**Задания**:
A. Ответьте на вопросы по отрывку о поездке Глинки:
(i) Куда Глинка первым делом направился в Харькове?
(ii) Чьим учеником называл себя Витковский?
(iii) На какой высоте над уровнем моря располагался город в Горячеводске?
B. Выпишите без изменений из отрывка о поездке Глинки фрагмент от слов «Дикость мест, в» до слов «до этих мест.» включительно.

**Отрывок текста**:
........

Коляска прибыла в Харьков примерно 10 мая. Здесь он должен был встретиться с отцовскими товарищами по поездке. Глинка первым делом направился в единственный музыкальный магазин в городе, о котором узнал заранее. Его владельцем был поляк Иван Матвеевич Витковский, личность известная и в Петербурге. Вероятно, о нем Глинка мог слышать от Энгельгардтов, владеющих землями на Украине, или от Маркевича, пылкого националиста. Витковский преподавал в Харьковском университете по рекомендации Гёте и Шиллера. Он называл себя учеником Гайдна, и, конечно, Глинка не мог с ним не познакомиться. В магазине, куда он пришел, стояло фортепиано. Чтобы привлечь внимание к себе, он сыграл эффектное первое соло концерта Гуммеля.
— Виртуоз пожаловал к нам в глубинку?! — удивился хозяин магазина.
Так началось их знакомство. Еще неделя пролетела в Харькове в прекрасной компании, где они «потешались музыкой».
После переправы через могучий Дон в Аксае Глинка с попутчиками очутился, как он указывал, «в настоящей Азии». Никто из его родственников и друзей не бывал еще здесь, он чувствовал себя первооткрывателем, героем, что «льстило его самолюбию»[88].
Край света
Подъезжая в конце мая{115} к Горячеводску, первому пунк-ту назначения, юноша рассматривал Кавказский хребет с покрытыми снегом вершинами и знаменитый Эльбрус. Города здесь еще не было, поселение как раз в эти годы отстраивалось. «Состояние дикое», — писал об этой местности Глинка и добавлял: но «величественное»[89]. Домов мало, церквей и садов не было. Все внимание притягивала природа: город располагался в окружении конусообразных вершин на высоте 500 метров над уровнем моря. Любитель пернатых, Миша не мог не обратить внимания на парящих в ясном небе орлов, которых обессмертили в своих творениях Жуковский и Лермонтов.
Дикость мест, в восприятии современников, отзывалась и дикостью нравов местных жителей, как считали приезжие русские. С 1817 года здесь шла продолжительная ожесточенная Кавказская война с горскими народами, которые оказывали сопротивление императорской армии и пытались отвоевать свою свободу. Миша попал на военную территорию, и отголоски сражений доходили и до этих мест.

........

**Записи**:

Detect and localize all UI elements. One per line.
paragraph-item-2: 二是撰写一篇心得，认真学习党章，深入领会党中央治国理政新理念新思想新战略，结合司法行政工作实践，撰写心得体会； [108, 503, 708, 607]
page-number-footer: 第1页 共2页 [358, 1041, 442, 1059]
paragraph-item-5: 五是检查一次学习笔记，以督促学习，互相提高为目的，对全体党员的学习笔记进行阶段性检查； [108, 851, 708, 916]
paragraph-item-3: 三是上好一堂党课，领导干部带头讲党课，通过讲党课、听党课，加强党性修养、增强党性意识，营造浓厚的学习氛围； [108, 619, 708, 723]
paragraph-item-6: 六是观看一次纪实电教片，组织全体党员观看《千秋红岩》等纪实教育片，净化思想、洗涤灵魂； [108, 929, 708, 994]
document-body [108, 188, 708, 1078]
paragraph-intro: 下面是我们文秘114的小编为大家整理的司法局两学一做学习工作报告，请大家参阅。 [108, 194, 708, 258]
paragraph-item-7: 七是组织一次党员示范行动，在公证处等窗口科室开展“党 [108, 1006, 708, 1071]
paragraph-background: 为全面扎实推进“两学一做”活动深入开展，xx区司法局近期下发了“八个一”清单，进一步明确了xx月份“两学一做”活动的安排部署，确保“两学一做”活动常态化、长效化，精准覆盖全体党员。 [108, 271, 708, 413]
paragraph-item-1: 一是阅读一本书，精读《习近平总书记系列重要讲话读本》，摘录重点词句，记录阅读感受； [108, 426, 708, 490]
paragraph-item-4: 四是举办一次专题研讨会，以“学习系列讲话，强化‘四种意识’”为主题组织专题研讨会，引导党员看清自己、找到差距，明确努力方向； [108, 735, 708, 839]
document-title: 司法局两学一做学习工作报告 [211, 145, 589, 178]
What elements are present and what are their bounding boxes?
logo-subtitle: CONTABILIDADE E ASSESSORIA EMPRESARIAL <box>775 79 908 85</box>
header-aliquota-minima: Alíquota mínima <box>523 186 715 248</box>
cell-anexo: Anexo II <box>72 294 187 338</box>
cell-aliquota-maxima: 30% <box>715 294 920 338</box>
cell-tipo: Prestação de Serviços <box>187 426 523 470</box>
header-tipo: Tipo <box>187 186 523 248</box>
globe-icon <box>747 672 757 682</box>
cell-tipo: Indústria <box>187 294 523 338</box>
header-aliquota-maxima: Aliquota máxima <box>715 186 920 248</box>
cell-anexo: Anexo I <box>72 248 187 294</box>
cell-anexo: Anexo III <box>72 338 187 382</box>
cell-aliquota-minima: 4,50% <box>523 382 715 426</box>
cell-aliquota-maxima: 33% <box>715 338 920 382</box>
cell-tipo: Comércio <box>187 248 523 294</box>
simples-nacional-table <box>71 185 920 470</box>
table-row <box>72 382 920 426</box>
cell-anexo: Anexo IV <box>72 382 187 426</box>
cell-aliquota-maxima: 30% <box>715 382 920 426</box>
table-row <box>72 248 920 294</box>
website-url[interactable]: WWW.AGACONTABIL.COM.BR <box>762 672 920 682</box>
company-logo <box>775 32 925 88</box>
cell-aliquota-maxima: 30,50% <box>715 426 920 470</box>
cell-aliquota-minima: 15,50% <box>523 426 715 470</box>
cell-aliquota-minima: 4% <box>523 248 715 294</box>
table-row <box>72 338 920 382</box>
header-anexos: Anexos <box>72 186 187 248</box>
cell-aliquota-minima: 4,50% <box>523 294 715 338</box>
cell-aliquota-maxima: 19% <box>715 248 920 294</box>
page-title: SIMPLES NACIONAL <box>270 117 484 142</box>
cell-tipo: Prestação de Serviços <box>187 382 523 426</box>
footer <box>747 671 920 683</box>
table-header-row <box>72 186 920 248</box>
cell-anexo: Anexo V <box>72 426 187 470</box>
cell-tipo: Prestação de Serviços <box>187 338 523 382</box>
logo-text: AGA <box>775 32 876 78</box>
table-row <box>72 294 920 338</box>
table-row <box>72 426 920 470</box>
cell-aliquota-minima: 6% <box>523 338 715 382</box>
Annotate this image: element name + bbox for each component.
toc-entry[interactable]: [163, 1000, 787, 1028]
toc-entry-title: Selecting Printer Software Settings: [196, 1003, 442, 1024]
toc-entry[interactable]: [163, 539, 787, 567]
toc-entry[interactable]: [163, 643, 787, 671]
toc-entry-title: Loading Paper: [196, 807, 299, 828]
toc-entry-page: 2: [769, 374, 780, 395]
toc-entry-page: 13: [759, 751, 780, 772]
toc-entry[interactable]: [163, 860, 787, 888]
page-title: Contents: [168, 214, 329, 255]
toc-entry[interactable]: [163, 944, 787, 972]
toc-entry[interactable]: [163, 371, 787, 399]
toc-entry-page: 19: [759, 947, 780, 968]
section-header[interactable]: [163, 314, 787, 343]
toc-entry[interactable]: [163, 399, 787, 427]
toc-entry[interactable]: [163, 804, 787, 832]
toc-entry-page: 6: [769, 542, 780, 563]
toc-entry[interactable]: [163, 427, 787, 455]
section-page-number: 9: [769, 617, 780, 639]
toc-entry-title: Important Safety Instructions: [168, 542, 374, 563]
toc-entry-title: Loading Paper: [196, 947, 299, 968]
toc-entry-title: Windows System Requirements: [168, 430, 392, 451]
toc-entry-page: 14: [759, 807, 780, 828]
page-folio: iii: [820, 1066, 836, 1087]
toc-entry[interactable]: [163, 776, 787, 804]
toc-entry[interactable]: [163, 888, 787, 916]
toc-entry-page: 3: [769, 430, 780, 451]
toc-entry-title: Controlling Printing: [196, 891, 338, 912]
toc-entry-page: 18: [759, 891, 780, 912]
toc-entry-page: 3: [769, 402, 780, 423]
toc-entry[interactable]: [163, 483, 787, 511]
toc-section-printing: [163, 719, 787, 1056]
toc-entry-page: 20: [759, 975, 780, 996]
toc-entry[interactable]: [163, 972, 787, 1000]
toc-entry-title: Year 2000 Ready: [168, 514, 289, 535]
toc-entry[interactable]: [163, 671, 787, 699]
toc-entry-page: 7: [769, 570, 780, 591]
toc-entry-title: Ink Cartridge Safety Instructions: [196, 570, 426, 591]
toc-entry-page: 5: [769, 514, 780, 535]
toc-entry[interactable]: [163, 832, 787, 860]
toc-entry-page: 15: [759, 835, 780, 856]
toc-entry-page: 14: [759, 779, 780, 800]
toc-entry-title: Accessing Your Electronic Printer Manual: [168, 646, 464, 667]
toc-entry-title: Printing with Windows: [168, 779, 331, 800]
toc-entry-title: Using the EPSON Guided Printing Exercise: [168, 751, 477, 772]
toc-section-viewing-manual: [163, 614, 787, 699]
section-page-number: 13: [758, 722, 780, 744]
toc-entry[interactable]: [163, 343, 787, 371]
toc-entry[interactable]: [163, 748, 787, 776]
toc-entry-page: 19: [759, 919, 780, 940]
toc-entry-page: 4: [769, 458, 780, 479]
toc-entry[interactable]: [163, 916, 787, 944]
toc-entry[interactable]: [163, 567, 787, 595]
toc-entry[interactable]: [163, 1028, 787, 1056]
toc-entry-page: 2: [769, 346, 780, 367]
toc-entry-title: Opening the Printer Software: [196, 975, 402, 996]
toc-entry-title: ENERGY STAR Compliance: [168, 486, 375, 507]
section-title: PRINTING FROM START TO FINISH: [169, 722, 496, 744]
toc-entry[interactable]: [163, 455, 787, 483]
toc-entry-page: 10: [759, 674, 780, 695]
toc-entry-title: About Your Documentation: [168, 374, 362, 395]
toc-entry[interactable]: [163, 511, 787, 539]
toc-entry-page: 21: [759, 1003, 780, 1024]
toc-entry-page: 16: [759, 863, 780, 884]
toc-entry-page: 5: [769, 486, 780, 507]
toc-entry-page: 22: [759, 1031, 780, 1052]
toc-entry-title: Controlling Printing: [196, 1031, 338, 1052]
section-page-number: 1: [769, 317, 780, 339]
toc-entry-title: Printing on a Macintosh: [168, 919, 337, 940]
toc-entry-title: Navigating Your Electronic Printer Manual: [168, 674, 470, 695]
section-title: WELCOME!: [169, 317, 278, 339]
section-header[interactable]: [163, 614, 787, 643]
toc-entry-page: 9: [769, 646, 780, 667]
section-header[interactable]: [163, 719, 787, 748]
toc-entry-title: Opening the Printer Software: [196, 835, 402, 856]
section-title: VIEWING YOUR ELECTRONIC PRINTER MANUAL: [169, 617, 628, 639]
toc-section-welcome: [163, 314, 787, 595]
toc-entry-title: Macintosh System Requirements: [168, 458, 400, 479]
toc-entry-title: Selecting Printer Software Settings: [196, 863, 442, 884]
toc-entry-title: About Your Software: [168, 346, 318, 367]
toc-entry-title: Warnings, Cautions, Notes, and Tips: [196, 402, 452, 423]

........

**Ответы**:
A.
(i) В единственный музыкальный магазин в городе.
(ii) Гайдна.
(iii) На высоте 500 метров.

B.
Дикость мест, в восприятии современников, отзывалась и дикостью нравов местных жителей, как считали приезжие русские. С 1817 года здесь шла продолжительная ожесточенная Кавказская война с горскими народами, которые оказывали сопротивление императорской армии и пытались отвоевать свою свободу. Миша попал на военную территорию, и отголоски сражений доходили и до этих мест.